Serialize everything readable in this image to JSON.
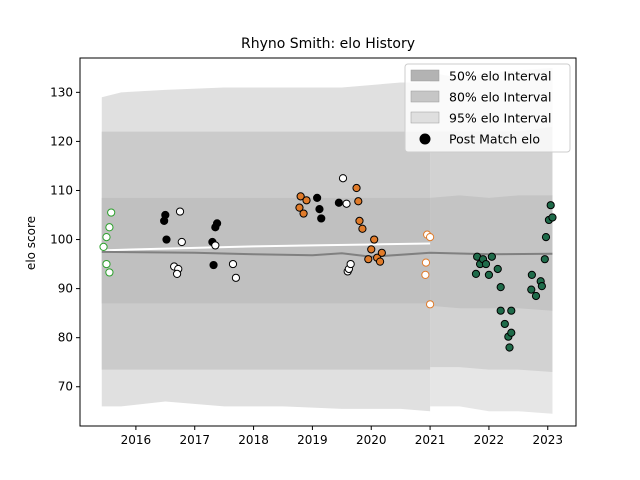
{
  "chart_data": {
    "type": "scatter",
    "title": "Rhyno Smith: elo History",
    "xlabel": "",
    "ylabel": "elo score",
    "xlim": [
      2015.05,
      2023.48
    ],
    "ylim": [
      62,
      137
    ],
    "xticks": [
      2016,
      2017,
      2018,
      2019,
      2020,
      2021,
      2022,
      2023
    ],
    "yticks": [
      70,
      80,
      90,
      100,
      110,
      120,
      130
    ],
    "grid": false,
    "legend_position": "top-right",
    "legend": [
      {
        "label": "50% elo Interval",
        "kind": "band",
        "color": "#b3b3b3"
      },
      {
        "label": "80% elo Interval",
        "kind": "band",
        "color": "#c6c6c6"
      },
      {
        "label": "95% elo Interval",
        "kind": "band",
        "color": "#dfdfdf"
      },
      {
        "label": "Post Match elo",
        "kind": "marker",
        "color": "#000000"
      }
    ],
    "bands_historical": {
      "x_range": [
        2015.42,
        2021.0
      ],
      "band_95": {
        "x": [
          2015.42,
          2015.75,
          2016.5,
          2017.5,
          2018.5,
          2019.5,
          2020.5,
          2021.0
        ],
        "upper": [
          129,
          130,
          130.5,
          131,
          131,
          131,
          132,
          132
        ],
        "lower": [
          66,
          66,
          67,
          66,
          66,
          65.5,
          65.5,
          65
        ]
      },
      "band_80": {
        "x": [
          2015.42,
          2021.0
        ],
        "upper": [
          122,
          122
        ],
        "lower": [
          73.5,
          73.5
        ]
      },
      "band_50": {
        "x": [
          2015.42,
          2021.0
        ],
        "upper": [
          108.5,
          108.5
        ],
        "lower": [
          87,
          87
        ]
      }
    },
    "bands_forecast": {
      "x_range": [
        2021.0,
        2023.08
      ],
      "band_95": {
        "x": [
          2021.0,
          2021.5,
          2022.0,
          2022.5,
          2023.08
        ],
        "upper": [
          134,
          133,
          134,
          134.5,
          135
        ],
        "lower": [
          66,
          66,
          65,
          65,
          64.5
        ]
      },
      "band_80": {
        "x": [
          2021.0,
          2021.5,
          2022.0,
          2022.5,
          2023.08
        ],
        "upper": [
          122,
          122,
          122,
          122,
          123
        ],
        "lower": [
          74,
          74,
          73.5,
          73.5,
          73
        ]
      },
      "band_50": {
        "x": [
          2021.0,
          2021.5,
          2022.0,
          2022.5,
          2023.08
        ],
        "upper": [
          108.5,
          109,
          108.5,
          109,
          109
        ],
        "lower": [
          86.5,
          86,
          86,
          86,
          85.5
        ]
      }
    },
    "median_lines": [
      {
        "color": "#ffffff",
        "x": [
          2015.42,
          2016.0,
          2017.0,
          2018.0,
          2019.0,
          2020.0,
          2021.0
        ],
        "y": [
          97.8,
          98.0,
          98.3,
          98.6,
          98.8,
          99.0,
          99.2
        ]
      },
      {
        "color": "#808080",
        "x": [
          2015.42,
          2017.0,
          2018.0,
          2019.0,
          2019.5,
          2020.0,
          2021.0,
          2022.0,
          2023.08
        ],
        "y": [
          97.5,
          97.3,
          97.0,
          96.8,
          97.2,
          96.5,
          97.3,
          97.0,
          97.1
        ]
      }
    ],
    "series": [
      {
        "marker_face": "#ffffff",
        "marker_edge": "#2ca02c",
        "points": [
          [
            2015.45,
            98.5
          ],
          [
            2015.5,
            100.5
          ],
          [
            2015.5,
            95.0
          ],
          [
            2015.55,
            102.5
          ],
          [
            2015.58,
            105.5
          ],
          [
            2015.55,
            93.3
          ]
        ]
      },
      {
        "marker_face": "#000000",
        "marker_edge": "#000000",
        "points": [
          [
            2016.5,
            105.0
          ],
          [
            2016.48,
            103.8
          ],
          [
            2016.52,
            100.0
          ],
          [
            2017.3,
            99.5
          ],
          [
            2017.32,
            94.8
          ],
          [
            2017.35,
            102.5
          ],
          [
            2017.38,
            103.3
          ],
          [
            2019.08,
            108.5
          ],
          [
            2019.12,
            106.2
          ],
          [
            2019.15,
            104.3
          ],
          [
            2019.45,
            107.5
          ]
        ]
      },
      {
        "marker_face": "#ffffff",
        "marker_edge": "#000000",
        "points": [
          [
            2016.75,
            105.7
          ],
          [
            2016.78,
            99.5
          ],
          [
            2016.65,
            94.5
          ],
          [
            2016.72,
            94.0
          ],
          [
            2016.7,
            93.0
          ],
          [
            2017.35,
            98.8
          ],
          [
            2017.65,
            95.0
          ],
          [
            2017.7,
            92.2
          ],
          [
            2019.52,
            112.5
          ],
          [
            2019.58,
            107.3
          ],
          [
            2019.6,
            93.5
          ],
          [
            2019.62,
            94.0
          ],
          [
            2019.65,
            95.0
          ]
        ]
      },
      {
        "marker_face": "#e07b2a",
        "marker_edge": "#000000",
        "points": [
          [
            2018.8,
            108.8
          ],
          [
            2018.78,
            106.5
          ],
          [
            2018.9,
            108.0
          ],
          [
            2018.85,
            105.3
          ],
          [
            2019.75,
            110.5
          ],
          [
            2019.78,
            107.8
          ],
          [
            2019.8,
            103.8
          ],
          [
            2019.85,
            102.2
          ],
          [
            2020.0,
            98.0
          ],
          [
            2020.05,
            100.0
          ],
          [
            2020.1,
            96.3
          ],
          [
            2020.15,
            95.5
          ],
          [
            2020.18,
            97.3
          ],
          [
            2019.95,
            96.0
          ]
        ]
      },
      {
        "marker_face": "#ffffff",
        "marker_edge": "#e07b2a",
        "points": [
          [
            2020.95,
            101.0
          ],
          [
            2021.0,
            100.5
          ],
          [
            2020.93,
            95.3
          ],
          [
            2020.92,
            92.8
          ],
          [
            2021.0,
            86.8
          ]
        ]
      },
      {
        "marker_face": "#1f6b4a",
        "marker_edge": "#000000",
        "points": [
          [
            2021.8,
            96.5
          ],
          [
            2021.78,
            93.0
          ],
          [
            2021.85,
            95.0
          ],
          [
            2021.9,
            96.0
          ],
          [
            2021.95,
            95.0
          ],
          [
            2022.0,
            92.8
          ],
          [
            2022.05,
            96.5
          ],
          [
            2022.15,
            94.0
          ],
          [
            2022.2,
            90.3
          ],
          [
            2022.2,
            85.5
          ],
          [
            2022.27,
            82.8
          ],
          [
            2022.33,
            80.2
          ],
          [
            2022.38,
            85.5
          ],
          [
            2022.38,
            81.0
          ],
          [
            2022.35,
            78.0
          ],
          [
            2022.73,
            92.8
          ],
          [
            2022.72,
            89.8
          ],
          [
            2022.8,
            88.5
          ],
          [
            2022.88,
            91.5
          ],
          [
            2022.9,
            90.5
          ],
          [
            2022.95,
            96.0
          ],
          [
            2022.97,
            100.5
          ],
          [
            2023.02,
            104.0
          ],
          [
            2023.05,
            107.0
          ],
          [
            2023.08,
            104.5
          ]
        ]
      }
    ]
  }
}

WRITTEN INSTRUCTION |
Copy each line in the data that holds the word "color".

EXERCISE ANSWER |
        "color": "#b3b3b3"
        "color": "#c6c6c6"
        "color": "#dfdfdf"
        "color": "#000000"
        "color": "#ffffff",
        "color": "#808080",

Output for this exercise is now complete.